(WHAT YOU ARE ASKED TO DO) Please retype the data in full and exactly; the pictures are not part of the copy.

(MATERIAL TO PROCESS)
────────────────
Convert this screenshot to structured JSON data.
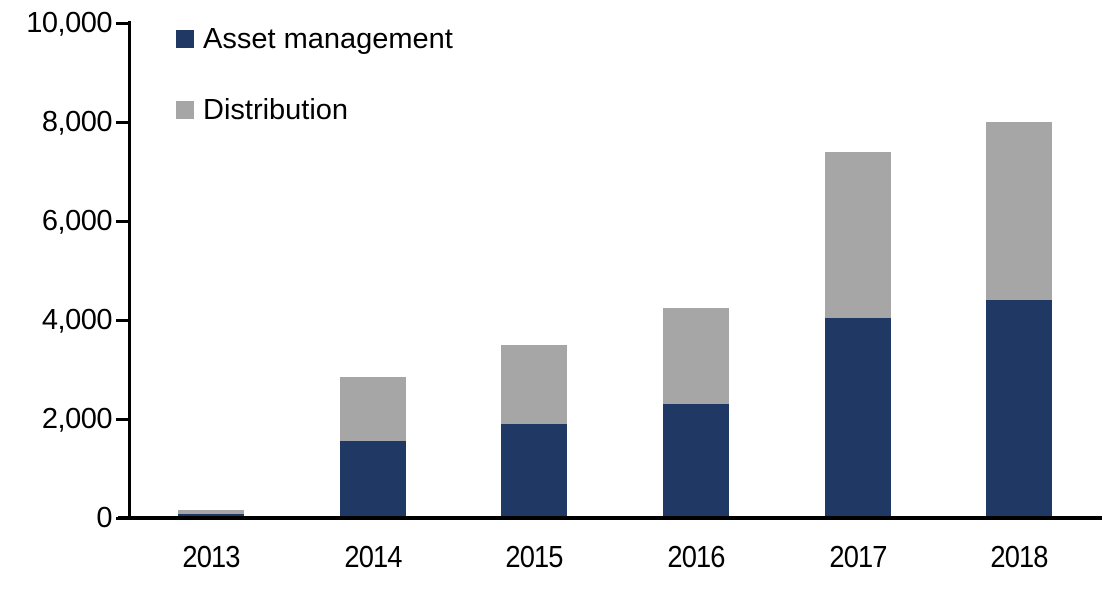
{
  "chart_data": {
    "type": "bar",
    "stacked": true,
    "title": "",
    "xlabel": "",
    "ylabel": "",
    "categories": [
      "2013",
      "2014",
      "2015",
      "2016",
      "2017",
      "2018"
    ],
    "series": [
      {
        "name": "Asset management",
        "color": "#1f3864",
        "values": [
          80,
          1550,
          1900,
          2300,
          4050,
          4400
        ]
      },
      {
        "name": "Distribution",
        "color": "#a6a6a6",
        "values": [
          90,
          1300,
          1600,
          1950,
          3350,
          3600
        ]
      }
    ],
    "totals": [
      170,
      2850,
      3500,
      4250,
      7400,
      8000
    ],
    "ylim": [
      0,
      10000
    ],
    "y_ticks": [
      0,
      2000,
      4000,
      6000,
      8000,
      10000
    ],
    "y_tick_labels": [
      "0",
      "2,000",
      "4,000",
      "6,000",
      "8,000",
      "10,000"
    ],
    "grid": false,
    "legend_position": "top-left"
  },
  "colors": {
    "axis": "#000000",
    "background": "#ffffff",
    "asset_management": "#1f3864",
    "distribution": "#a6a6a6"
  }
}
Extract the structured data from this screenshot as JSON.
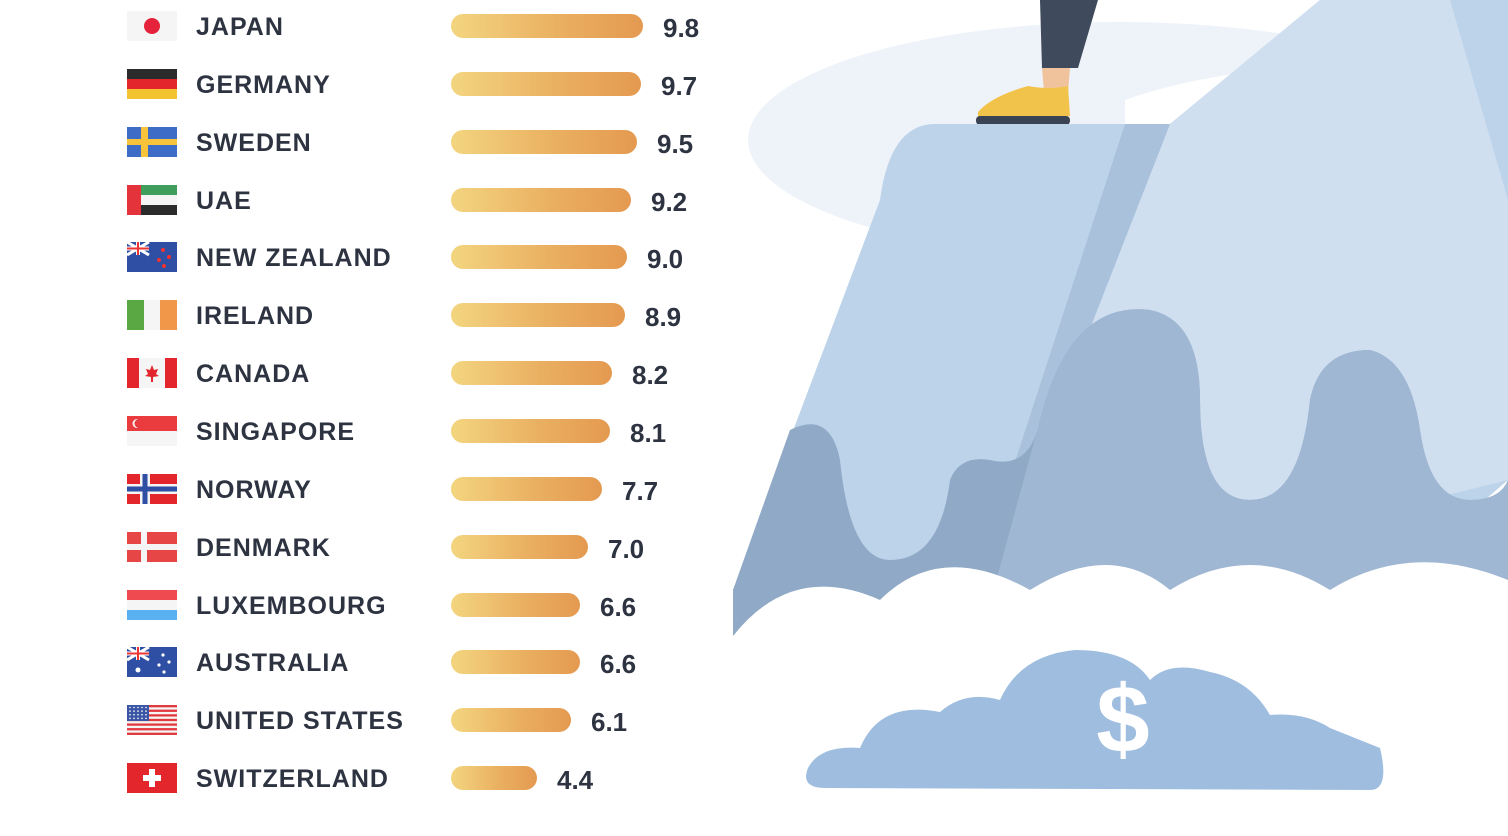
{
  "chart_data": {
    "type": "bar",
    "orientation": "horizontal",
    "categories": [
      "JAPAN",
      "GERMANY",
      "SWEDEN",
      "UAE",
      "NEW ZEALAND",
      "IRELAND",
      "CANADA",
      "SINGAPORE",
      "NORWAY",
      "DENMARK",
      "LUXEMBOURG",
      "AUSTRALIA",
      "UNITED STATES",
      "SWITZERLAND"
    ],
    "values": [
      9.8,
      9.7,
      9.5,
      9.2,
      9.0,
      8.9,
      8.2,
      8.1,
      7.7,
      7.0,
      6.6,
      6.6,
      6.1,
      4.4
    ],
    "value_labels": [
      "9.8",
      "9.7",
      "9.5",
      "9.2",
      "9.0",
      "8.9",
      "8.2",
      "8.1",
      "7.7",
      "7.0",
      "6.6",
      "6.6",
      "6.1",
      "4.4"
    ],
    "flags": [
      "japan-flag",
      "germany-flag",
      "sweden-flag",
      "uae-flag",
      "new-zealand-flag",
      "ireland-flag",
      "canada-flag",
      "singapore-flag",
      "norway-flag",
      "denmark-flag",
      "luxembourg-flag",
      "australia-flag",
      "united-states-flag",
      "switzerland-flag"
    ],
    "xlim": [
      0,
      10
    ],
    "grid": false,
    "colors": {
      "bar_start": "#f3d57f",
      "bar_end": "#e49a50",
      "text": "#2d3340"
    }
  },
  "illustration": {
    "dollar_sign": "$",
    "icons": [
      "mountain-peak",
      "hiker-foot",
      "cloud-with-dollar-sign"
    ]
  }
}
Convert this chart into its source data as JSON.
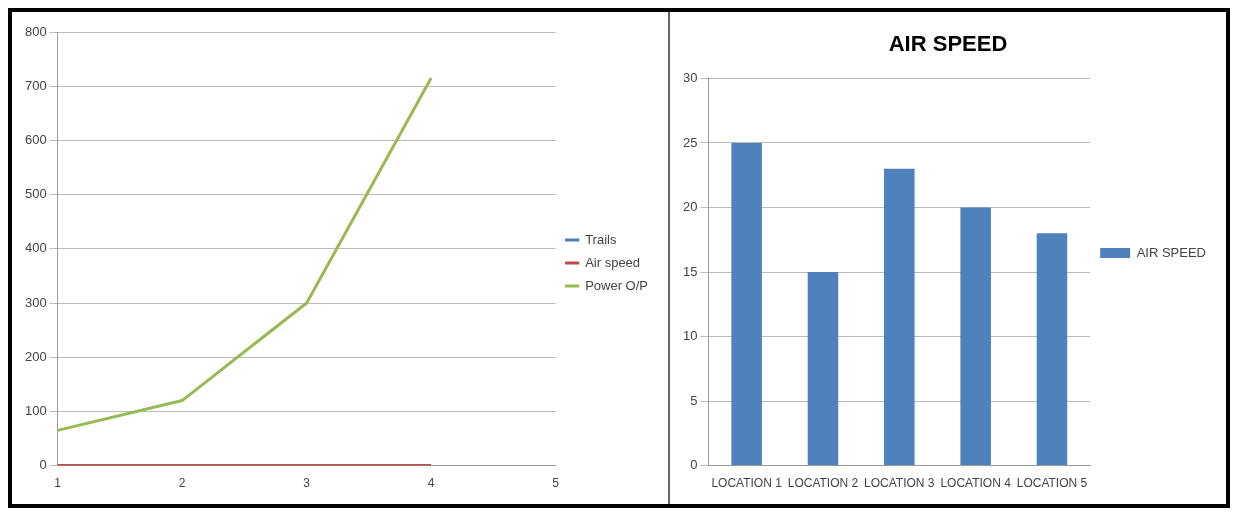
{
  "chart_data": [
    {
      "type": "line",
      "categories": [
        "1",
        "2",
        "3",
        "4",
        "5"
      ],
      "ylim": [
        0,
        800
      ],
      "yticks": [
        0,
        100,
        200,
        300,
        400,
        500,
        600,
        700,
        800
      ],
      "grid": "y",
      "legend": "right",
      "marker": "none",
      "line_style": "solid",
      "series": [
        {
          "name": "Trails",
          "color": "#4a7ebb",
          "values": [
            null,
            null,
            null,
            null,
            null
          ]
        },
        {
          "name": "Air speed",
          "color": "#be4b48",
          "values": [
            0,
            0,
            0,
            0,
            null
          ]
        },
        {
          "name": "Power O/P",
          "color": "#98b954",
          "values": [
            65,
            120,
            300,
            715,
            null
          ]
        }
      ]
    },
    {
      "type": "bar",
      "title": "AIR SPEED",
      "categories": [
        "LOCATION 1",
        "LOCATION 2",
        "LOCATION 3",
        "LOCATION 4",
        "LOCATION 5"
      ],
      "ylim": [
        0,
        30
      ],
      "yticks": [
        0,
        5,
        10,
        15,
        20,
        25,
        30
      ],
      "grid": "y",
      "legend": "right",
      "series": [
        {
          "name": "AIR SPEED",
          "color": "#4f81bd",
          "values": [
            25,
            15,
            23,
            20,
            18
          ]
        }
      ]
    }
  ]
}
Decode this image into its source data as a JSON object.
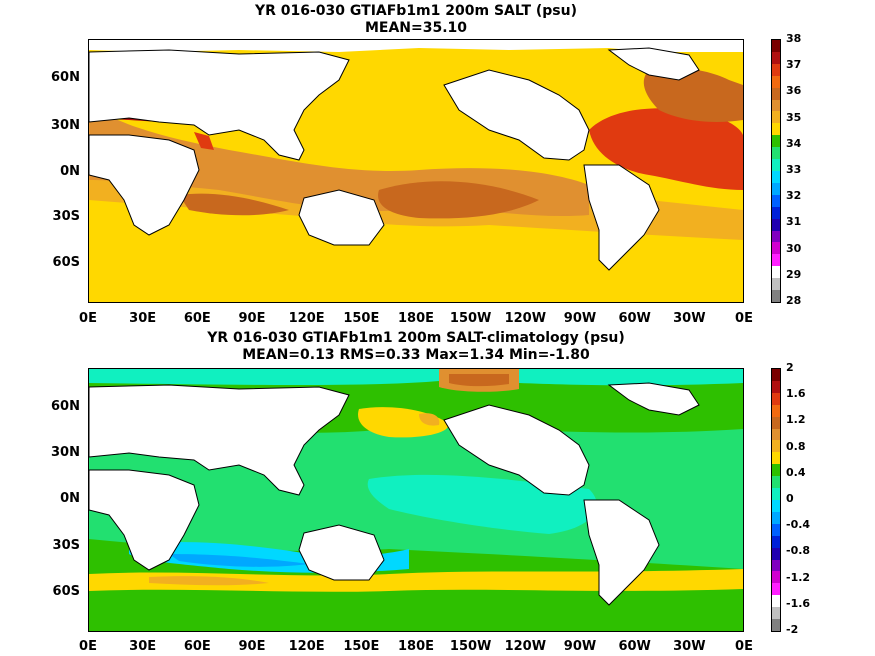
{
  "top": {
    "title": "YR 016-030 GTIAFb1m1 200m SALT (psu)",
    "subtitle": "MEAN=35.10",
    "colorbar": {
      "labels": [
        "38",
        "37",
        "36",
        "35",
        "34",
        "33",
        "32",
        "31",
        "30",
        "29",
        "28"
      ],
      "colors": [
        "#7a0000",
        "#b01010",
        "#e03a10",
        "#f26a10",
        "#c8681e",
        "#e09030",
        "#f2b020",
        "#ffd800",
        "#2ec000",
        "#22e070",
        "#10f0c0",
        "#00d8ff",
        "#00a8ff",
        "#0060ff",
        "#0020d8",
        "#2000b0",
        "#8000c0",
        "#d000d0",
        "#ff20ff",
        "#ffffff",
        "#c0c0c0",
        "#808080"
      ]
    }
  },
  "bottom": {
    "title": "YR 016-030 GTIAFb1m1 200m SALT-climatology (psu)",
    "subtitle": "MEAN=0.13   RMS=0.33   Max=1.34   Min=-1.80",
    "colorbar": {
      "labels": [
        "2",
        "1.6",
        "1.2",
        "0.8",
        "0.4",
        "0",
        "-0.4",
        "-0.8",
        "-1.2",
        "-1.6",
        "-2"
      ],
      "colors": [
        "#7a0000",
        "#b01010",
        "#e03a10",
        "#f26a10",
        "#c8681e",
        "#e09030",
        "#f2b020",
        "#ffd800",
        "#2ec000",
        "#22e070",
        "#10f0c0",
        "#00d8ff",
        "#00a8ff",
        "#0060ff",
        "#0020d8",
        "#2000b0",
        "#8000c0",
        "#d000d0",
        "#ff20ff",
        "#ffffff",
        "#c0c0c0",
        "#808080"
      ]
    }
  },
  "axes": {
    "lat_labels": [
      "60N",
      "30N",
      "0N",
      "30S",
      "60S"
    ],
    "lon_labels": [
      "0E",
      "30E",
      "60E",
      "90E",
      "120E",
      "150E",
      "180E",
      "150W",
      "120W",
      "90W",
      "60W",
      "30W",
      "0E"
    ]
  }
}
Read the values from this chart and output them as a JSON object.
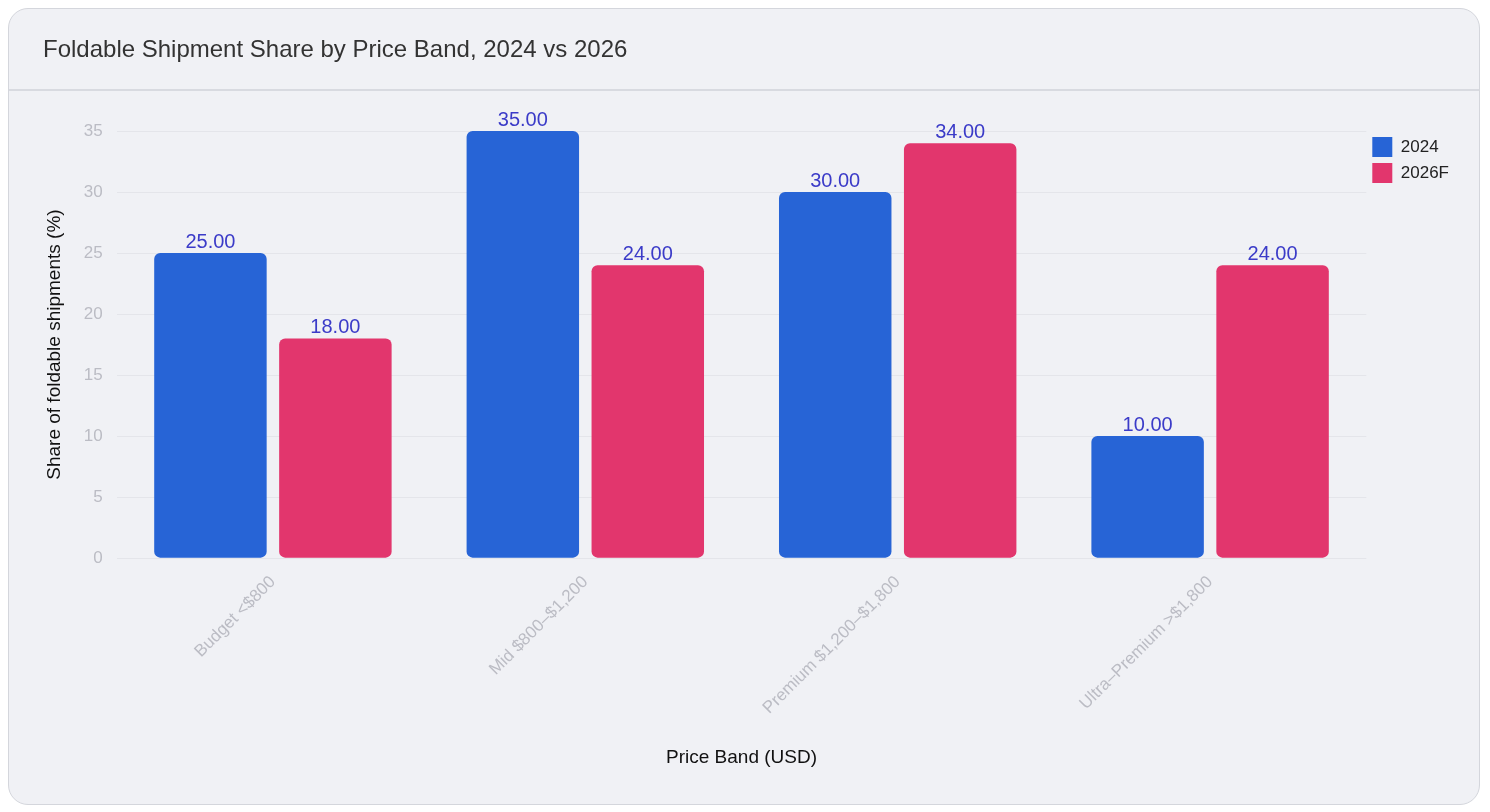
{
  "chart_data": {
    "type": "bar",
    "title": "Foldable Shipment Share by Price Band, 2024 vs 2026",
    "xlabel": "Price Band (USD)",
    "ylabel": "Share of foldable shipments (%)",
    "categories": [
      "Budget <$800",
      "Mid $800–$1,200",
      "Premium $1,200–$1,800",
      "Ultra–Premium >$1,800"
    ],
    "series": [
      {
        "name": "2024",
        "color": "#2764d6",
        "values": [
          25,
          35,
          30,
          10
        ],
        "value_labels": [
          "25.00",
          "35.00",
          "30.00",
          "10.00"
        ]
      },
      {
        "name": "2026F",
        "color": "#e2366d",
        "values": [
          18,
          24,
          34,
          24
        ],
        "value_labels": [
          "18.00",
          "24.00",
          "34.00",
          "24.00"
        ]
      }
    ],
    "ylim": [
      0,
      35
    ],
    "yticks": [
      0,
      5,
      10,
      15,
      20,
      25,
      30,
      35
    ],
    "grid": "y",
    "legend": "top right"
  }
}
────────────────
(ANSWER TO THE TASK)
Convert this screenshot to structured JSON data.
{
  "chart_data": {
    "type": "bar",
    "stacked": true,
    "title": "",
    "xlabel": "",
    "ylabel": "",
    "categories": [
      "2013",
      "2014",
      "2015",
      "2016",
      "2017",
      "2018"
    ],
    "series": [
      {
        "name": "Asset management",
        "color": "#1f3864",
        "values": [
          80,
          1550,
          1900,
          2300,
          4050,
          4400
        ]
      },
      {
        "name": "Distribution",
        "color": "#a6a6a6",
        "values": [
          90,
          1300,
          1600,
          1950,
          3350,
          3600
        ]
      }
    ],
    "totals": [
      170,
      2850,
      3500,
      4250,
      7400,
      8000
    ],
    "ylim": [
      0,
      10000
    ],
    "y_ticks": [
      0,
      2000,
      4000,
      6000,
      8000,
      10000
    ],
    "y_tick_labels": [
      "0",
      "2,000",
      "4,000",
      "6,000",
      "8,000",
      "10,000"
    ],
    "grid": false,
    "legend_position": "top-left"
  },
  "colors": {
    "axis": "#000000",
    "background": "#ffffff",
    "asset_management": "#1f3864",
    "distribution": "#a6a6a6"
  }
}
Extract the structured data from this screenshot as JSON.
{
  "chart_data": {
    "type": "bar",
    "orientation": "horizontal",
    "categories": [
      "JAPAN",
      "GERMANY",
      "SWEDEN",
      "UAE",
      "NEW ZEALAND",
      "IRELAND",
      "CANADA",
      "SINGAPORE",
      "NORWAY",
      "DENMARK",
      "LUXEMBOURG",
      "AUSTRALIA",
      "UNITED STATES",
      "SWITZERLAND"
    ],
    "values": [
      9.8,
      9.7,
      9.5,
      9.2,
      9.0,
      8.9,
      8.2,
      8.1,
      7.7,
      7.0,
      6.6,
      6.6,
      6.1,
      4.4
    ],
    "value_labels": [
      "9.8",
      "9.7",
      "9.5",
      "9.2",
      "9.0",
      "8.9",
      "8.2",
      "8.1",
      "7.7",
      "7.0",
      "6.6",
      "6.6",
      "6.1",
      "4.4"
    ],
    "flags": [
      "japan-flag",
      "germany-flag",
      "sweden-flag",
      "uae-flag",
      "new-zealand-flag",
      "ireland-flag",
      "canada-flag",
      "singapore-flag",
      "norway-flag",
      "denmark-flag",
      "luxembourg-flag",
      "australia-flag",
      "united-states-flag",
      "switzerland-flag"
    ],
    "xlim": [
      0,
      10
    ],
    "grid": false,
    "colors": {
      "bar_start": "#f3d57f",
      "bar_end": "#e49a50",
      "text": "#2d3340"
    }
  },
  "illustration": {
    "dollar_sign": "$",
    "icons": [
      "mountain-peak",
      "hiker-foot",
      "cloud-with-dollar-sign"
    ]
  }
}
Convert this chart into its source data as JSON.
{
  "chart_data": [
    {
      "type": "line",
      "categories": [
        "1",
        "2",
        "3",
        "4",
        "5"
      ],
      "ylim": [
        0,
        800
      ],
      "yticks": [
        0,
        100,
        200,
        300,
        400,
        500,
        600,
        700,
        800
      ],
      "grid": "y",
      "legend": "right",
      "marker": "none",
      "line_style": "solid",
      "series": [
        {
          "name": "Trails",
          "color": "#4a7ebb",
          "values": [
            null,
            null,
            null,
            null,
            null
          ]
        },
        {
          "name": "Air speed",
          "color": "#be4b48",
          "values": [
            0,
            0,
            0,
            0,
            null
          ]
        },
        {
          "name": "Power O/P",
          "color": "#98b954",
          "values": [
            65,
            120,
            300,
            715,
            null
          ]
        }
      ]
    },
    {
      "type": "bar",
      "title": "AIR SPEED",
      "categories": [
        "LOCATION 1",
        "LOCATION 2",
        "LOCATION 3",
        "LOCATION 4",
        "LOCATION 5"
      ],
      "ylim": [
        0,
        30
      ],
      "yticks": [
        0,
        5,
        10,
        15,
        20,
        25,
        30
      ],
      "grid": "y",
      "legend": "right",
      "series": [
        {
          "name": "AIR SPEED",
          "color": "#4f81bd",
          "values": [
            25,
            15,
            23,
            20,
            18
          ]
        }
      ]
    }
  ]
}
Decode this image into its source data as a JSON object.
{
  "top": {
    "title": "YR 016-030 GTIAFb1m1 200m SALT (psu)",
    "subtitle": "MEAN=35.10",
    "colorbar": {
      "labels": [
        "38",
        "37",
        "36",
        "35",
        "34",
        "33",
        "32",
        "31",
        "30",
        "29",
        "28"
      ],
      "colors": [
        "#7a0000",
        "#b01010",
        "#e03a10",
        "#f26a10",
        "#c8681e",
        "#e09030",
        "#f2b020",
        "#ffd800",
        "#2ec000",
        "#22e070",
        "#10f0c0",
        "#00d8ff",
        "#00a8ff",
        "#0060ff",
        "#0020d8",
        "#2000b0",
        "#8000c0",
        "#d000d0",
        "#ff20ff",
        "#ffffff",
        "#c0c0c0",
        "#808080"
      ]
    }
  },
  "bottom": {
    "title": "YR 016-030 GTIAFb1m1 200m SALT-climatology (psu)",
    "subtitle": "MEAN=0.13   RMS=0.33   Max=1.34   Min=-1.80",
    "colorbar": {
      "labels": [
        "2",
        "1.6",
        "1.2",
        "0.8",
        "0.4",
        "0",
        "-0.4",
        "-0.8",
        "-1.2",
        "-1.6",
        "-2"
      ],
      "colors": [
        "#7a0000",
        "#b01010",
        "#e03a10",
        "#f26a10",
        "#c8681e",
        "#e09030",
        "#f2b020",
        "#ffd800",
        "#2ec000",
        "#22e070",
        "#10f0c0",
        "#00d8ff",
        "#00a8ff",
        "#0060ff",
        "#0020d8",
        "#2000b0",
        "#8000c0",
        "#d000d0",
        "#ff20ff",
        "#ffffff",
        "#c0c0c0",
        "#808080"
      ]
    }
  },
  "axes": {
    "lat_labels": [
      "60N",
      "30N",
      "0N",
      "30S",
      "60S"
    ],
    "lon_labels": [
      "0E",
      "30E",
      "60E",
      "90E",
      "120E",
      "150E",
      "180E",
      "150W",
      "120W",
      "90W",
      "60W",
      "30W",
      "0E"
    ]
  }
}
Read the values from this chart and output them as a JSON object.
{
  "chart_data": {
    "type": "bar",
    "title": "Foldable Shipment Share by Price Band, 2024 vs 2026",
    "xlabel": "Price Band (USD)",
    "ylabel": "Share of foldable shipments (%)",
    "categories": [
      "Budget <$800",
      "Mid $800–$1,200",
      "Premium $1,200–$1,800",
      "Ultra–Premium >$1,800"
    ],
    "series": [
      {
        "name": "2024",
        "color": "#2764d6",
        "values": [
          25,
          35,
          30,
          10
        ],
        "value_labels": [
          "25.00",
          "35.00",
          "30.00",
          "10.00"
        ]
      },
      {
        "name": "2026F",
        "color": "#e2366d",
        "values": [
          18,
          24,
          34,
          24
        ],
        "value_labels": [
          "18.00",
          "24.00",
          "34.00",
          "24.00"
        ]
      }
    ],
    "ylim": [
      0,
      35
    ],
    "yticks": [
      0,
      5,
      10,
      15,
      20,
      25,
      30,
      35
    ],
    "grid": "y",
    "legend": "top right"
  }
}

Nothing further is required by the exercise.